**WHAT THE TASK REQUIRES**
Find and copy every line in the records that includes the string "wavelength".

**DATA LINES**
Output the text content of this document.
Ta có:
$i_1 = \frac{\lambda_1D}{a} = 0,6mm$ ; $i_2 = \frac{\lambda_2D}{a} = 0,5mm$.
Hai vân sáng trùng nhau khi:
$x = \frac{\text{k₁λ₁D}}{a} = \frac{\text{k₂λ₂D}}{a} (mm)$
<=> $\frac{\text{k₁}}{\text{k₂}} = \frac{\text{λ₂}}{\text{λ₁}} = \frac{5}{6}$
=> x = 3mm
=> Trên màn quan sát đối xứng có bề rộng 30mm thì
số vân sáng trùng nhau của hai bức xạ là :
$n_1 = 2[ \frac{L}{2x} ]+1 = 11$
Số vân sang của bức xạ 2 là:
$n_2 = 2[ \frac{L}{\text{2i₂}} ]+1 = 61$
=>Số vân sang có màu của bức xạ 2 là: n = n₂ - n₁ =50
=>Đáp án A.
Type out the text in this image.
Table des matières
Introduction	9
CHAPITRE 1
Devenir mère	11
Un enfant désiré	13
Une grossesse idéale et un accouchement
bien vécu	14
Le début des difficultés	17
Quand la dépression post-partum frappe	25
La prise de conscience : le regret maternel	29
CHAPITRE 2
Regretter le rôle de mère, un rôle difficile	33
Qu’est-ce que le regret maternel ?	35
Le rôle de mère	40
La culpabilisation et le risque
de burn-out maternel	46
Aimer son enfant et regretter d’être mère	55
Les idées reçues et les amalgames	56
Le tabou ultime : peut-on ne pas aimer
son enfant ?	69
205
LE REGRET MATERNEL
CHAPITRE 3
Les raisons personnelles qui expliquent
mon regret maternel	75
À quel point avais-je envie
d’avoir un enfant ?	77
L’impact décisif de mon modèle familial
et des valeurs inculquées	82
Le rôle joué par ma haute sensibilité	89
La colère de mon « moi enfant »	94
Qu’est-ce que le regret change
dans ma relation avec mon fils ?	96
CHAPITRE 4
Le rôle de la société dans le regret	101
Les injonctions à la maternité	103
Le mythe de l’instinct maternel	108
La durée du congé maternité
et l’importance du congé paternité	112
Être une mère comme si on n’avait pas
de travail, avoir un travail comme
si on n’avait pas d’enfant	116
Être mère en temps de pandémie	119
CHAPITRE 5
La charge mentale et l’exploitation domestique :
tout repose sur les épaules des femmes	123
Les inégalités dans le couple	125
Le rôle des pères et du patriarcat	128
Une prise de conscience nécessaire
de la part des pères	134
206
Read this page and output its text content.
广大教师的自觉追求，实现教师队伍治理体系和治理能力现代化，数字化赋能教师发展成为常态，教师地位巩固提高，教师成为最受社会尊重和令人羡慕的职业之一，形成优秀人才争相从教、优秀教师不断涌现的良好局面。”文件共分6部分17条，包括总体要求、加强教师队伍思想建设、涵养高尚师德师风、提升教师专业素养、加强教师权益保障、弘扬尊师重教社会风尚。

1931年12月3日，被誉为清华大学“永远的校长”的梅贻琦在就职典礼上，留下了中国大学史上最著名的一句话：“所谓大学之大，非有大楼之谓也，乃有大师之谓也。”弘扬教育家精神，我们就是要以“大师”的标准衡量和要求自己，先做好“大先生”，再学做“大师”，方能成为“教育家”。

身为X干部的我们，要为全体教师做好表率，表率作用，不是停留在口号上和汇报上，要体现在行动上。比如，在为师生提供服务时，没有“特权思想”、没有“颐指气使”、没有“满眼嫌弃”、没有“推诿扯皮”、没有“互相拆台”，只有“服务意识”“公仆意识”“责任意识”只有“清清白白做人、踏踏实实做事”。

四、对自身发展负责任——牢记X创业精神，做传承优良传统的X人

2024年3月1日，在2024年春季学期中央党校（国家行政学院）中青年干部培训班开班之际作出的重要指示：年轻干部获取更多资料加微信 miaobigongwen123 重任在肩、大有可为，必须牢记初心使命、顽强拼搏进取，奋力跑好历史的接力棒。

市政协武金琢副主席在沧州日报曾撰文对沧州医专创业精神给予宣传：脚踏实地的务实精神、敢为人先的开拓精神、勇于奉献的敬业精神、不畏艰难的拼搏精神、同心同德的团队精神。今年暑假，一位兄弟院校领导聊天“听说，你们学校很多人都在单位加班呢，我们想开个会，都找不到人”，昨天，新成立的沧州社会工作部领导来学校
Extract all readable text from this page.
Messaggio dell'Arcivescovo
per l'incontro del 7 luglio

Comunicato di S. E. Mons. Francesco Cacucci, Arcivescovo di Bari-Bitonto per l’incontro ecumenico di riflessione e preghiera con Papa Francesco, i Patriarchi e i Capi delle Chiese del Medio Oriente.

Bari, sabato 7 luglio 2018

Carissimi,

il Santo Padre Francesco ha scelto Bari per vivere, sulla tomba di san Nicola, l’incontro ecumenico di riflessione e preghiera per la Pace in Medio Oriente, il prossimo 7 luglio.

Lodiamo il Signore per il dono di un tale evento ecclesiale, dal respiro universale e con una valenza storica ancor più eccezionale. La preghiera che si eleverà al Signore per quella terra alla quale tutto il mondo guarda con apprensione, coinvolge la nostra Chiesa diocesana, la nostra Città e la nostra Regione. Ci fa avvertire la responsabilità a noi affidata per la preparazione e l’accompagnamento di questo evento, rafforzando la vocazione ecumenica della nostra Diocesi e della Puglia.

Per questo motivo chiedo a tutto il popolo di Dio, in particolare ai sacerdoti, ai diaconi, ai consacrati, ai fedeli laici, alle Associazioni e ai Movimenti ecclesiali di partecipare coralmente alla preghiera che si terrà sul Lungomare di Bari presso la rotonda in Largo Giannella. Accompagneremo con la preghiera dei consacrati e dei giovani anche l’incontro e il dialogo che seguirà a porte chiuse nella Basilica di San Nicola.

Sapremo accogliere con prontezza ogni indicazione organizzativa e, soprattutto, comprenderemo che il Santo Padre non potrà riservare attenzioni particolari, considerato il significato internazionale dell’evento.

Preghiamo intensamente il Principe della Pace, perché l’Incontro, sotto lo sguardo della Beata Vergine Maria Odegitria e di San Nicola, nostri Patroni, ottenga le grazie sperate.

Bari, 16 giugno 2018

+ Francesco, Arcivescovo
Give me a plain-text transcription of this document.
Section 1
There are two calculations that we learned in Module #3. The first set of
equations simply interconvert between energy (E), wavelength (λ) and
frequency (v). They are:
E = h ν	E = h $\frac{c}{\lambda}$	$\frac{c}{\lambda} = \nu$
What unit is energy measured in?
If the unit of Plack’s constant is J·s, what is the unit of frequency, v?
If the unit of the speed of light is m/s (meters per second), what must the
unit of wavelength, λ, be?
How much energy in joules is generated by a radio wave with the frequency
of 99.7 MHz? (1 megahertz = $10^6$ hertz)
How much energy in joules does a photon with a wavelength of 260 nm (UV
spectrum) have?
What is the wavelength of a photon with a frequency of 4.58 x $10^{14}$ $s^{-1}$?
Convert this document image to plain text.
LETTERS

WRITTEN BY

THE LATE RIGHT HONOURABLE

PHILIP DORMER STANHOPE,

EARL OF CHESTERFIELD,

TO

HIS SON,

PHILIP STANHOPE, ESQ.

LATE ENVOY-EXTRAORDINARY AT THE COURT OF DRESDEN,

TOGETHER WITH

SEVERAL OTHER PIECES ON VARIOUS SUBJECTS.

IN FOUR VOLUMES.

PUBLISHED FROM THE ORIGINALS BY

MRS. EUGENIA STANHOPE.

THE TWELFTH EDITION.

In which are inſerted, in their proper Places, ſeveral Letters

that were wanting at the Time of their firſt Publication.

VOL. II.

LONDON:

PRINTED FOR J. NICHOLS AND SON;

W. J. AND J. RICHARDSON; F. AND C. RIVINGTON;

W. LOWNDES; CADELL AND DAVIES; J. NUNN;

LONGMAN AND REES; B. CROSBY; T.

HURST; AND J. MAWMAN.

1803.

**ANSWER TO THE TASK**
equations simply interconvert between energy (E), wavelength (λ) and
unit of wavelength, λ, be?
How much energy in joules does a photon with a wavelength of 260 nm (UV
What is the wavelength of a photon with a frequency of 4.58 x $10^{14}$ $s^{-1}$?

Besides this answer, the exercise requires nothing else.